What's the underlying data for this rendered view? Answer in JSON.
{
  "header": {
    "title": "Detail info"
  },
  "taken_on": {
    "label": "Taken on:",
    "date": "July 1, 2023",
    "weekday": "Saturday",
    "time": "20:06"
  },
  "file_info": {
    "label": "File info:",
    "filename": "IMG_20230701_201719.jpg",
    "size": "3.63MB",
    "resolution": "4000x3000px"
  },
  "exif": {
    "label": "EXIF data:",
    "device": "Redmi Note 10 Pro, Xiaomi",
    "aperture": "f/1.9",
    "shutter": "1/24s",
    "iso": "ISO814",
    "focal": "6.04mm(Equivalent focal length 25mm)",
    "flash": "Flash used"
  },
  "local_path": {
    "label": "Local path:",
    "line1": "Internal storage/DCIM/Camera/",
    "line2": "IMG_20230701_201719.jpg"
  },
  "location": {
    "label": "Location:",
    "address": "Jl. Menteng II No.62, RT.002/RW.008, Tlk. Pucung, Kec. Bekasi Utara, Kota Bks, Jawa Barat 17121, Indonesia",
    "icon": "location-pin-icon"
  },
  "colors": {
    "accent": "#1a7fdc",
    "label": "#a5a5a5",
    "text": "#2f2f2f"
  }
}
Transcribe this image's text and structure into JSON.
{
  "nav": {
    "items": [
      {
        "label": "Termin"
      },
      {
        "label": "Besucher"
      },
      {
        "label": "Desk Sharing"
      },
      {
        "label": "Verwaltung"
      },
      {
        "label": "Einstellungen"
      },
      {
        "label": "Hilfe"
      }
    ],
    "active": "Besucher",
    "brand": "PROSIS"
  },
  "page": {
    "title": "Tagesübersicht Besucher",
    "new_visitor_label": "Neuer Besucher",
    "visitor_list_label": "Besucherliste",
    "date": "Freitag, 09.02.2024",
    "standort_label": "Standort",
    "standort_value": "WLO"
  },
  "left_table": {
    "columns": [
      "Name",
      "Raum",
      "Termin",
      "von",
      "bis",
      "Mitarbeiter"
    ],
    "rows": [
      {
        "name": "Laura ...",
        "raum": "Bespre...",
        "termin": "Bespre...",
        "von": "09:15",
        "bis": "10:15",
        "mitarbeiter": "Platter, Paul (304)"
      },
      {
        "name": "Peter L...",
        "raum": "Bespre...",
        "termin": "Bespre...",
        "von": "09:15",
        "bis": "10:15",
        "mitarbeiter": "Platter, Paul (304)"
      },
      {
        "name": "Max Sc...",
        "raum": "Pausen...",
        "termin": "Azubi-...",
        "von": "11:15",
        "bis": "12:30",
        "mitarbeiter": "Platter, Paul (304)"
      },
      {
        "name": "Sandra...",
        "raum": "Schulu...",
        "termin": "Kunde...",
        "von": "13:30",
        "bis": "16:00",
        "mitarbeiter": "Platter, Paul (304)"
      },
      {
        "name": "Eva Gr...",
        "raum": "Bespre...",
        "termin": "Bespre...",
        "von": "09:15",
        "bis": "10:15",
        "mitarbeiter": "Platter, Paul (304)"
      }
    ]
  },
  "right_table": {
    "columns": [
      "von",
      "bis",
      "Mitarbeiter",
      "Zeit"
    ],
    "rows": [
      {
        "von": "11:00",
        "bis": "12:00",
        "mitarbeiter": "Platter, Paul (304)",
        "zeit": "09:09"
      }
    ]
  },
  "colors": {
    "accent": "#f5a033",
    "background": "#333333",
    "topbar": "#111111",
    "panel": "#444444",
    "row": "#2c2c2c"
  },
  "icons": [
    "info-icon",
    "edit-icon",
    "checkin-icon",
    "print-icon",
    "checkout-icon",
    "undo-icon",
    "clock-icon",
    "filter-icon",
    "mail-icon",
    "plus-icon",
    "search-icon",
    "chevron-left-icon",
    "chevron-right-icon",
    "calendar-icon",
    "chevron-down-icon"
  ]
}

* _Set task_
Locate and copy each line in the data above that includes the word "this".

* _Final answer_
What's the underlying data for this rendered view? Answer in JSON.
Transcribe this image's text and structure into JSON.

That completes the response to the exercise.